INPUT FOR THIS TASK:
_ _ _

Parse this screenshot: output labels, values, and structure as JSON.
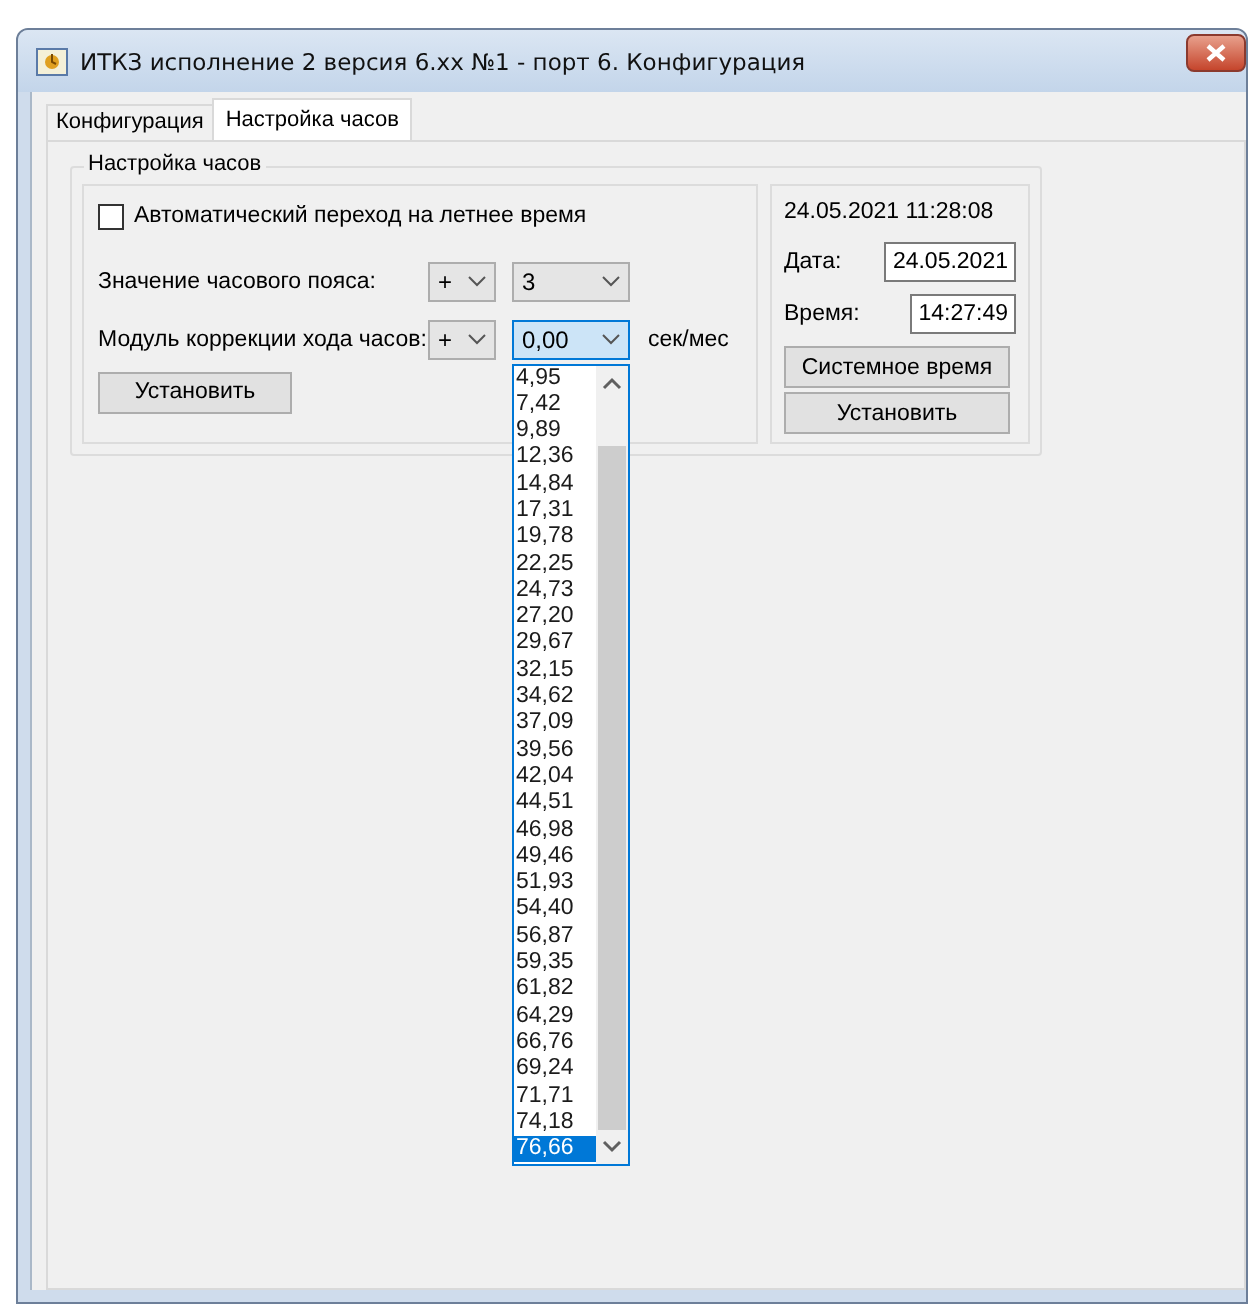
{
  "window": {
    "title": "ИТКЗ исполнение 2 версия 6.xx №1 - порт 6. Конфигурация"
  },
  "tabs": [
    {
      "label": "Конфигурация",
      "selected": false
    },
    {
      "label": "Настройка часов",
      "selected": true
    }
  ],
  "clock_group": {
    "title": "Настройка часов",
    "dst_checkbox": {
      "label": "Автоматический переход на летнее время",
      "checked": false
    },
    "timezone": {
      "label": "Значение часового пояса:",
      "sign": "+",
      "value": "3",
      "expanded": false
    },
    "correction": {
      "label": "Модуль коррекции хода часов:",
      "sign": "+",
      "value": "0,00",
      "unit": "сек/мес",
      "expanded": true,
      "options": [
        {
          "label": "4,95",
          "selected": false
        },
        {
          "label": "7,42",
          "selected": false
        },
        {
          "label": "9,89",
          "selected": false
        },
        {
          "label": "12,36",
          "selected": false
        },
        {
          "label": "14,84",
          "selected": false
        },
        {
          "label": "17,31",
          "selected": false
        },
        {
          "label": "19,78",
          "selected": false
        },
        {
          "label": "22,25",
          "selected": false
        },
        {
          "label": "24,73",
          "selected": false
        },
        {
          "label": "27,20",
          "selected": false
        },
        {
          "label": "29,67",
          "selected": false
        },
        {
          "label": "32,15",
          "selected": false
        },
        {
          "label": "34,62",
          "selected": false
        },
        {
          "label": "37,09",
          "selected": false
        },
        {
          "label": "39,56",
          "selected": false
        },
        {
          "label": "42,04",
          "selected": false
        },
        {
          "label": "44,51",
          "selected": false
        },
        {
          "label": "46,98",
          "selected": false
        },
        {
          "label": "49,46",
          "selected": false
        },
        {
          "label": "51,93",
          "selected": false
        },
        {
          "label": "54,40",
          "selected": false
        },
        {
          "label": "56,87",
          "selected": false
        },
        {
          "label": "59,35",
          "selected": false
        },
        {
          "label": "61,82",
          "selected": false
        },
        {
          "label": "64,29",
          "selected": false
        },
        {
          "label": "66,76",
          "selected": false
        },
        {
          "label": "69,24",
          "selected": false
        },
        {
          "label": "71,71",
          "selected": false
        },
        {
          "label": "74,18",
          "selected": false
        },
        {
          "label": "76,66",
          "selected": true
        }
      ]
    },
    "set_button": "Установить"
  },
  "device_clock": {
    "datetime": "24.05.2021 11:28:08",
    "date_label": "Дата:",
    "date_value": "24.05.2021",
    "time_label": "Время:",
    "time_value": "14:27:49",
    "buttons": [
      "Системное время",
      "Установить"
    ]
  }
}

_ _ _

WORK REQUIRED: Repeat the records above exactly, leaving out the pictures.

COMPLETE ANSWER:
Parse this screenshot: output labels, values, and structure as JSON.
{
  "window": {
    "title": "ИТКЗ исполнение 2 версия 6.xx №1 - порт 6. Конфигурация"
  },
  "tabs": [
    {
      "label": "Конфигурация",
      "selected": false
    },
    {
      "label": "Настройка часов",
      "selected": true
    }
  ],
  "clock_group": {
    "title": "Настройка часов",
    "dst_checkbox": {
      "label": "Автоматический переход на летнее время",
      "checked": false
    },
    "timezone": {
      "label": "Значение часового пояса:",
      "sign": "+",
      "value": "3",
      "expanded": false
    },
    "correction": {
      "label": "Модуль коррекции хода часов:",
      "sign": "+",
      "value": "0,00",
      "unit": "сек/мес",
      "expanded": true,
      "options": [
        {
          "label": "4,95",
          "selected": false
        },
        {
          "label": "7,42",
          "selected": false
        },
        {
          "label": "9,89",
          "selected": false
        },
        {
          "label": "12,36",
          "selected": false
        },
        {
          "label": "14,84",
          "selected": false
        },
        {
          "label": "17,31",
          "selected": false
        },
        {
          "label": "19,78",
          "selected": false
        },
        {
          "label": "22,25",
          "selected": false
        },
        {
          "label": "24,73",
          "selected": false
        },
        {
          "label": "27,20",
          "selected": false
        },
        {
          "label": "29,67",
          "selected": false
        },
        {
          "label": "32,15",
          "selected": false
        },
        {
          "label": "34,62",
          "selected": false
        },
        {
          "label": "37,09",
          "selected": false
        },
        {
          "label": "39,56",
          "selected": false
        },
        {
          "label": "42,04",
          "selected": false
        },
        {
          "label": "44,51",
          "selected": false
        },
        {
          "label": "46,98",
          "selected": false
        },
        {
          "label": "49,46",
          "selected": false
        },
        {
          "label": "51,93",
          "selected": false
        },
        {
          "label": "54,40",
          "selected": false
        },
        {
          "label": "56,87",
          "selected": false
        },
        {
          "label": "59,35",
          "selected": false
        },
        {
          "label": "61,82",
          "selected": false
        },
        {
          "label": "64,29",
          "selected": false
        },
        {
          "label": "66,76",
          "selected": false
        },
        {
          "label": "69,24",
          "selected": false
        },
        {
          "label": "71,71",
          "selected": false
        },
        {
          "label": "74,18",
          "selected": false
        },
        {
          "label": "76,66",
          "selected": true
        }
      ]
    },
    "set_button": "Установить"
  },
  "device_clock": {
    "datetime": "24.05.2021 11:28:08",
    "date_label": "Дата:",
    "date_value": "24.05.2021",
    "time_label": "Время:",
    "time_value": "14:27:49",
    "buttons": [
      "Системное время",
      "Установить"
    ]
  }
}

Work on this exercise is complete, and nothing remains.